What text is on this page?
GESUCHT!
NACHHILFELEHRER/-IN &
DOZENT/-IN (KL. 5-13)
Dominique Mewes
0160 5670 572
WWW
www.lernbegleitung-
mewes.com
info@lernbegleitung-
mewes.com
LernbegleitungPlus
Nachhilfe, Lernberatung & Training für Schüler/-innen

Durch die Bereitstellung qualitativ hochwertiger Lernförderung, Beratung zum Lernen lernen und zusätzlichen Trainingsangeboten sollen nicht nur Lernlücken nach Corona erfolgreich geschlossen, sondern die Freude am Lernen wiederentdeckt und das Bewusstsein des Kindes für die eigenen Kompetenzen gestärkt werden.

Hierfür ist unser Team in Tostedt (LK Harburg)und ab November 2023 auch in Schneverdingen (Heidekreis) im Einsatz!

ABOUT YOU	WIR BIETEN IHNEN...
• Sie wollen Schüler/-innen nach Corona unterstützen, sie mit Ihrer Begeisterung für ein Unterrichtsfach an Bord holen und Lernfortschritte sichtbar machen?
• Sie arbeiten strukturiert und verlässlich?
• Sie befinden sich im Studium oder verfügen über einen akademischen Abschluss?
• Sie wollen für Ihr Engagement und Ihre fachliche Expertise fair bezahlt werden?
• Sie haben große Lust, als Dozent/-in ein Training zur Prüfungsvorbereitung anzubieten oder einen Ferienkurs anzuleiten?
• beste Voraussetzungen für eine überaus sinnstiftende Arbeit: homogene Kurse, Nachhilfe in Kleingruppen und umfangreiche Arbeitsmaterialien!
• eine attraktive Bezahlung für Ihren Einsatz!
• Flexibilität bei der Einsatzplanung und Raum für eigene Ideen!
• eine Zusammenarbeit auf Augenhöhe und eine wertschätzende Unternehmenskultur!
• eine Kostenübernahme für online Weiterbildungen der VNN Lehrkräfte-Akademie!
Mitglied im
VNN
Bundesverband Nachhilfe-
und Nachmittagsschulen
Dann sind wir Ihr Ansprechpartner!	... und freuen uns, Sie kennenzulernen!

-- -- --

● EXERCISE
Each entry above is to be set down again in exactly the same words.

● COMPLETE OUTPUT
What text is on this page?
GESUCHT!
NACHHILFELEHRER/-IN &
DOZENT/-IN (KL. 5-13)
Dominique Mewes
0160 5670 572
WWW
www.lernbegleitung-
mewes.com
info@lernbegleitung-
mewes.com
LernbegleitungPlus
Nachhilfe, Lernberatung & Training für Schüler/-innen

Durch die Bereitstellung qualitativ hochwertiger Lernförderung, Beratung zum Lernen lernen und zusätzlichen Trainingsangeboten sollen nicht nur Lernlücken nach Corona erfolgreich geschlossen, sondern die Freude am Lernen wiederentdeckt und das Bewusstsein des Kindes für die eigenen Kompetenzen gestärkt werden.

Hierfür ist unser Team in Tostedt (LK Harburg)und ab November 2023 auch in Schneverdingen (Heidekreis) im Einsatz!

ABOUT YOU	WIR BIETEN IHNEN...
• Sie wollen Schüler/-innen nach Corona unterstützen, sie mit Ihrer Begeisterung für ein Unterrichtsfach an Bord holen und Lernfortschritte sichtbar machen?
• Sie arbeiten strukturiert und verlässlich?
• Sie befinden sich im Studium oder verfügen über einen akademischen Abschluss?
• Sie wollen für Ihr Engagement und Ihre fachliche Expertise fair bezahlt werden?
• Sie haben große Lust, als Dozent/-in ein Training zur Prüfungsvorbereitung anzubieten oder einen Ferienkurs anzuleiten?
• beste Voraussetzungen für eine überaus sinnstiftende Arbeit: homogene Kurse, Nachhilfe in Kleingruppen und umfangreiche Arbeitsmaterialien!
• eine attraktive Bezahlung für Ihren Einsatz!
• Flexibilität bei der Einsatzplanung und Raum für eigene Ideen!
• eine Zusammenarbeit auf Augenhöhe und eine wertschätzende Unternehmenskultur!
• eine Kostenübernahme für online Weiterbildungen der VNN Lehrkräfte-Akademie!
Mitglied im
VNN
Bundesverband Nachhilfe-
und Nachmittagsschulen
Dann sind wir Ihr Ansprechpartner!	... und freuen uns, Sie kennenzulernen!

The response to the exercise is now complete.